Required task: Put every line of the data below into a numbered list, from the very first line down to and including the line that contains "Point [104, 599, 127, 614]", and leave out any blank lines.

[Annotated region listings]
——————

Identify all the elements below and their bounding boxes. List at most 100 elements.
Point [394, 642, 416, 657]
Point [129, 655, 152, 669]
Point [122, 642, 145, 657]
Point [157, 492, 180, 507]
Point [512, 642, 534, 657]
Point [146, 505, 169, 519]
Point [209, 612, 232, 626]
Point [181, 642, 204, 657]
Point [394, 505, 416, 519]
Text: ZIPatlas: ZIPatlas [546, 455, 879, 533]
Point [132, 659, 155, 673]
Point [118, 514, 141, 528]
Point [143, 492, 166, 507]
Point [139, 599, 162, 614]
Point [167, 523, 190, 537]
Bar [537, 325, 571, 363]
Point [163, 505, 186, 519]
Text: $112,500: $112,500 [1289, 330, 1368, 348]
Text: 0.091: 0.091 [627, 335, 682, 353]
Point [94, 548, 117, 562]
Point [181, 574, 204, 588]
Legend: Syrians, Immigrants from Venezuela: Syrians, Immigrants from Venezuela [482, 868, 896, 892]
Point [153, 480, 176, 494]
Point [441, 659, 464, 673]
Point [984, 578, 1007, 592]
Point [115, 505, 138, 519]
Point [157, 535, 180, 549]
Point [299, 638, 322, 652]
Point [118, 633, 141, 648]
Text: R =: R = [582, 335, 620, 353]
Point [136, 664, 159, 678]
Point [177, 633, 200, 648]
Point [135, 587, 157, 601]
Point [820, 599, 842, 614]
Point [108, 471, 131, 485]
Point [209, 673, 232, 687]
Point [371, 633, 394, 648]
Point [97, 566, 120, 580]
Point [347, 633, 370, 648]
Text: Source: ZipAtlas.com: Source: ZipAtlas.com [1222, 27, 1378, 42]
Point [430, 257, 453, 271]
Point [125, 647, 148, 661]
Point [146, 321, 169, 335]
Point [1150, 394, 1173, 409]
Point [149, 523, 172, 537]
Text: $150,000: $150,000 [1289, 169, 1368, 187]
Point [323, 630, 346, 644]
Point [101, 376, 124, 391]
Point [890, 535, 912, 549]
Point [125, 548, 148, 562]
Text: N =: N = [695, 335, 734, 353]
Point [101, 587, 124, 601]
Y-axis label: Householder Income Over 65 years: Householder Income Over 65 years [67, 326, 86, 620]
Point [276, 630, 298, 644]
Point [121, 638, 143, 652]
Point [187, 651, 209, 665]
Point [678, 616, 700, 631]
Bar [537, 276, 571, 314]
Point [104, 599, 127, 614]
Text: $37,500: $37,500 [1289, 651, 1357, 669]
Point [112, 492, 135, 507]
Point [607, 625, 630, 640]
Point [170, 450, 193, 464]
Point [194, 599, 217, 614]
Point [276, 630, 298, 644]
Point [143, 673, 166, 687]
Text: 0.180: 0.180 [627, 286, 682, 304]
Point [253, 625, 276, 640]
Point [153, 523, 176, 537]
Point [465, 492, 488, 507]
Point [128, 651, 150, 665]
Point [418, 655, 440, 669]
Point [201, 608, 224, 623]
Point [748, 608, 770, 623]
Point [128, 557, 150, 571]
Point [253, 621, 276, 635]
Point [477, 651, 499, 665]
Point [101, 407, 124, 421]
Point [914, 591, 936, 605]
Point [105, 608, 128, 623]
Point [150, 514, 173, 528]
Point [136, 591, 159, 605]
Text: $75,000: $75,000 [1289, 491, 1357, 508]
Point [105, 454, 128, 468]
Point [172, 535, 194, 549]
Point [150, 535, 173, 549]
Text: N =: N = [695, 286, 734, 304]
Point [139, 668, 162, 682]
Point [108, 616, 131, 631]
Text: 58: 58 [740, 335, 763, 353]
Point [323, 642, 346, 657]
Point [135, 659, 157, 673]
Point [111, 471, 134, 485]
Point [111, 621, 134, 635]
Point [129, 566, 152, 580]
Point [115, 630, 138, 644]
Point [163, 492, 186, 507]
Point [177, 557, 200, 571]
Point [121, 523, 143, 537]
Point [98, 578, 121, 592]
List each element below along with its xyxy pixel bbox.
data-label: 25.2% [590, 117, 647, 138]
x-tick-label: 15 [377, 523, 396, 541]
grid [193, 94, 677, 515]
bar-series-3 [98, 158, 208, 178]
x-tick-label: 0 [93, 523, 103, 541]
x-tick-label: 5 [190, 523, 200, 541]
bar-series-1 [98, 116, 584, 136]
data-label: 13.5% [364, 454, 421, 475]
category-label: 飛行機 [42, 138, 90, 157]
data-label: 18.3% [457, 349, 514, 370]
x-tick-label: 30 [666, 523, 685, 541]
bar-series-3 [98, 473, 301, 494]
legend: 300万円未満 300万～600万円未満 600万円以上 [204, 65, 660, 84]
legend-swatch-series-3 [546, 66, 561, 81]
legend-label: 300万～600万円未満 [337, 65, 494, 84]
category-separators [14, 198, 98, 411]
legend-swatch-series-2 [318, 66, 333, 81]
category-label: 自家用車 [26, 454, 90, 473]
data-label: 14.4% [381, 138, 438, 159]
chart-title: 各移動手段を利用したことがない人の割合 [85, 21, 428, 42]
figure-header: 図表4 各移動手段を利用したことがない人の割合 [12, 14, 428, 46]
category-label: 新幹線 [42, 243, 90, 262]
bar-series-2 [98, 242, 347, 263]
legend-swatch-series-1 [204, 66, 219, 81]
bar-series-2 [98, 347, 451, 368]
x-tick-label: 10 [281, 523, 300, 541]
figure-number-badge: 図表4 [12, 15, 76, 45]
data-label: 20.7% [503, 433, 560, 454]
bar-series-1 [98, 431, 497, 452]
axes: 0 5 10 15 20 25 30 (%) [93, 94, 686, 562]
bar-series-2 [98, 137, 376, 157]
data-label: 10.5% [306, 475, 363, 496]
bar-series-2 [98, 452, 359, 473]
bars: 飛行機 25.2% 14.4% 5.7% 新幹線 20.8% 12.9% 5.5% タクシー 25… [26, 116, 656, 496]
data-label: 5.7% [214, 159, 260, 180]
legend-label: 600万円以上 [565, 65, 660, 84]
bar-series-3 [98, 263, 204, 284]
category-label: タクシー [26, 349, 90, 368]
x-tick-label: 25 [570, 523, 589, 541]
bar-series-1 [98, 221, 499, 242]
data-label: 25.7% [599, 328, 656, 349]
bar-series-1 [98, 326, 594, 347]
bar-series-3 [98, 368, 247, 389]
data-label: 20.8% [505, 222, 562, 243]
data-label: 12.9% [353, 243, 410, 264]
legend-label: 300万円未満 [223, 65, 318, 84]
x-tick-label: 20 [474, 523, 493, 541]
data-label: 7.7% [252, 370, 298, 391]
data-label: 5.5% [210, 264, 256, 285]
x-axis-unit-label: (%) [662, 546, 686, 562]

——————

Solution to the problem:
1. Identify all the elements below and their bounding boxes. List at most 100 elements.
2. Point [394, 642, 416, 657]
3. Point [129, 655, 152, 669]
4. Point [122, 642, 145, 657]
5. Point [157, 492, 180, 507]
6. Point [512, 642, 534, 657]
7. Point [146, 505, 169, 519]
8. Point [209, 612, 232, 626]
9. Point [181, 642, 204, 657]
10. Point [394, 505, 416, 519]
11. Text: ZIPatlas: ZIPatlas [546, 455, 879, 533]
12. Point [132, 659, 155, 673]
13. Point [118, 514, 141, 528]
14. Point [143, 492, 166, 507]
15. Point [139, 599, 162, 614]
16. Point [167, 523, 190, 537]
17. Bar [537, 325, 571, 363]
18. Point [163, 505, 186, 519]
19. Text: $112,500: $112,500 [1289, 330, 1368, 348]
20. Text: 0.091: 0.091 [627, 335, 682, 353]
21. Point [94, 548, 117, 562]
22. Point [181, 574, 204, 588]
23. Legend: Syrians, Immigrants from Venezuela: Syrians, Immigrants from Venezuela [482, 868, 896, 892]
24. Point [153, 480, 176, 494]
25. Point [441, 659, 464, 673]
26. Point [984, 578, 1007, 592]
27. Point [115, 505, 138, 519]
28. Point [157, 535, 180, 549]
29. Point [299, 638, 322, 652]
30. Point [118, 633, 141, 648]
31. Text: R =: R = [582, 335, 620, 353]
32. Point [136, 664, 159, 678]
33. Point [177, 633, 200, 648]
34. Point [135, 587, 157, 601]
35. Point [820, 599, 842, 614]
36. Point [108, 471, 131, 485]
37. Point [209, 673, 232, 687]
38. Point [371, 633, 394, 648]
39. Point [97, 566, 120, 580]
40. Point [347, 633, 370, 648]
41. Text: Source: ZipAtlas.com: Source: ZipAtlas.com [1222, 27, 1378, 42]
42. Point [430, 257, 453, 271]
43. Point [125, 647, 148, 661]
44. Point [146, 321, 169, 335]
45. Point [1150, 394, 1173, 409]
46. Point [149, 523, 172, 537]
47. Text: $150,000: $150,000 [1289, 169, 1368, 187]
48. Point [323, 630, 346, 644]
49. Point [101, 376, 124, 391]
50. Point [890, 535, 912, 549]
51. Point [125, 548, 148, 562]
52. Text: N =: N = [695, 335, 734, 353]
53. Point [101, 587, 124, 601]
54. Y-axis label: Householder Income Over 65 years: Householder Income Over 65 years [67, 326, 86, 620]
55. Point [276, 630, 298, 644]
56. Point [121, 638, 143, 652]
57. Point [187, 651, 209, 665]
58. Point [678, 616, 700, 631]
59. Bar [537, 276, 571, 314]
60. Point [104, 599, 127, 614]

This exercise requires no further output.